Restate the data below word for word. Skip any images it contains.

Records from a data source
════════

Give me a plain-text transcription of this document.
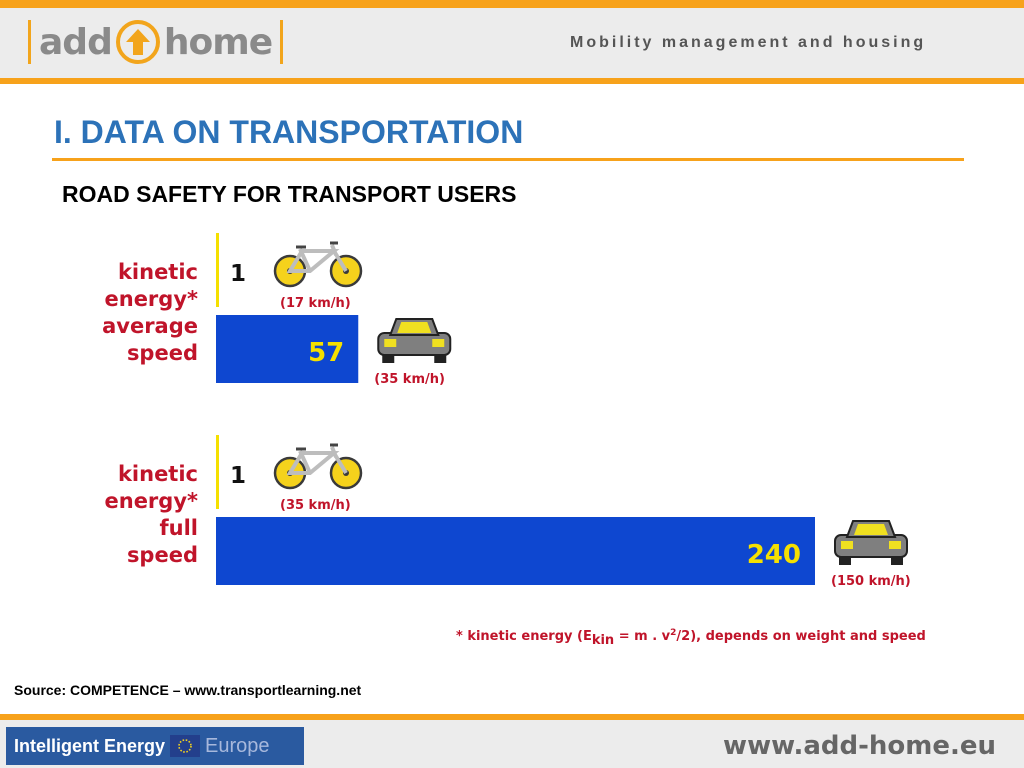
add home	Mobility management and housing
I. DATA ON TRANSPORTATION
ROAD SAFETY FOR TRANSPORT USERS
kinetic
energy*
average
speed
1
(17 km/h)
57
(35 km/h)
kinetic
energy*
full
speed
1
(35 km/h)
240
(150 km/h)
* kinetic energy (Ekin = m . v2/2), depends on weight and speed
Source: COMPETENCE – www.transportlearning.net
Intelligent Energy Europe	www.add-home.eu
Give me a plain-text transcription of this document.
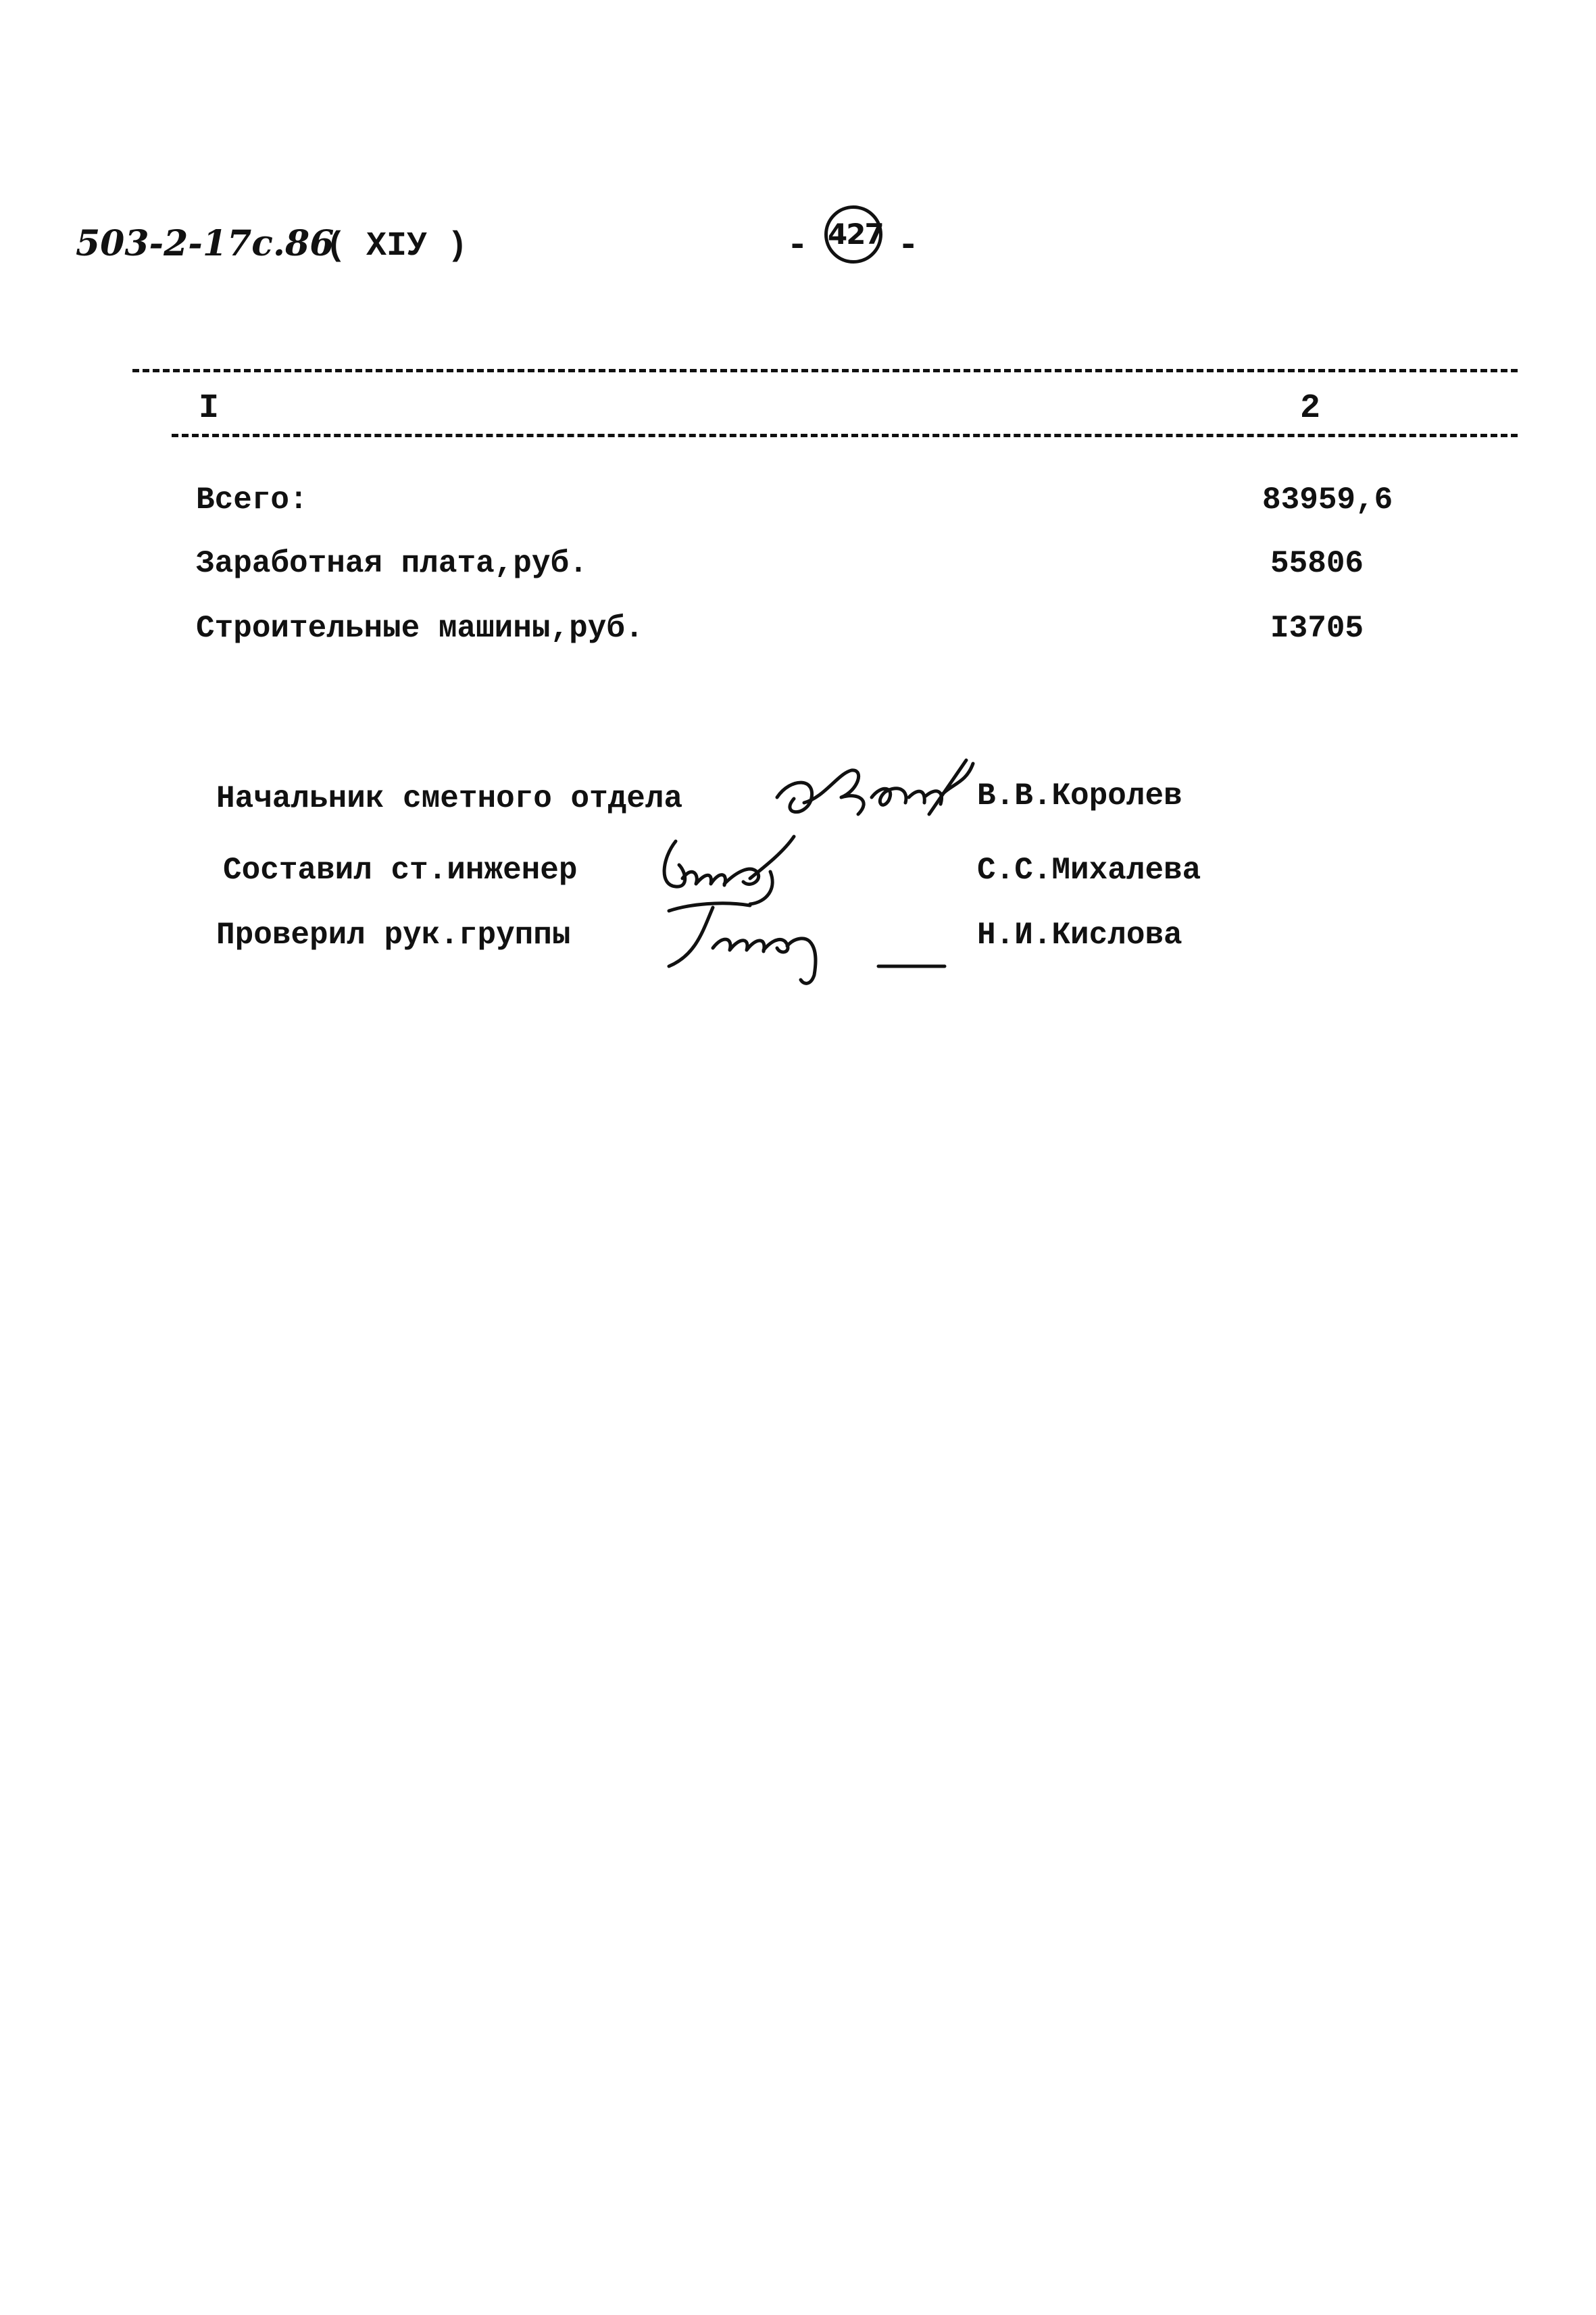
503-2-17с.86
( XIУ )	- 427 -
I	2
Всего:	83959,6
Заработная плата,руб.	55806
Строительные машины,руб.	I3705
Начальник сметного отдела	В.В.Королев
Составил ст.инженер	С.С.Михалева
Проверил рук.группы	Н.И.Кислова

════════

◆ Result of this exercise ◆
Give me a plain-text transcription of this document.
add home	Mobility management and housing
I. DATA ON TRANSPORTATION
ROAD SAFETY FOR TRANSPORT USERS
kinetic
energy*
average
speed
1
(17 km/h)
57
(35 km/h)
kinetic
energy*
full
speed
1
(35 km/h)
240
(150 km/h)
* kinetic energy (Ekin = m . v2/2), depends on weight and speed
Source: COMPETENCE – www.transportlearning.net
Intelligent Energy Europe	www.add-home.eu
Give me a plain-text transcription of this document.
503-2-17с.86
( XIУ )	- 427 -
I	2
Всего:	83959,6
Заработная плата,руб.	55806
Строительные машины,руб.	I3705
Начальник сметного отдела	В.В.Королев
Составил ст.инженер	С.С.Михалева
Проверил рук.группы	Н.И.Кислова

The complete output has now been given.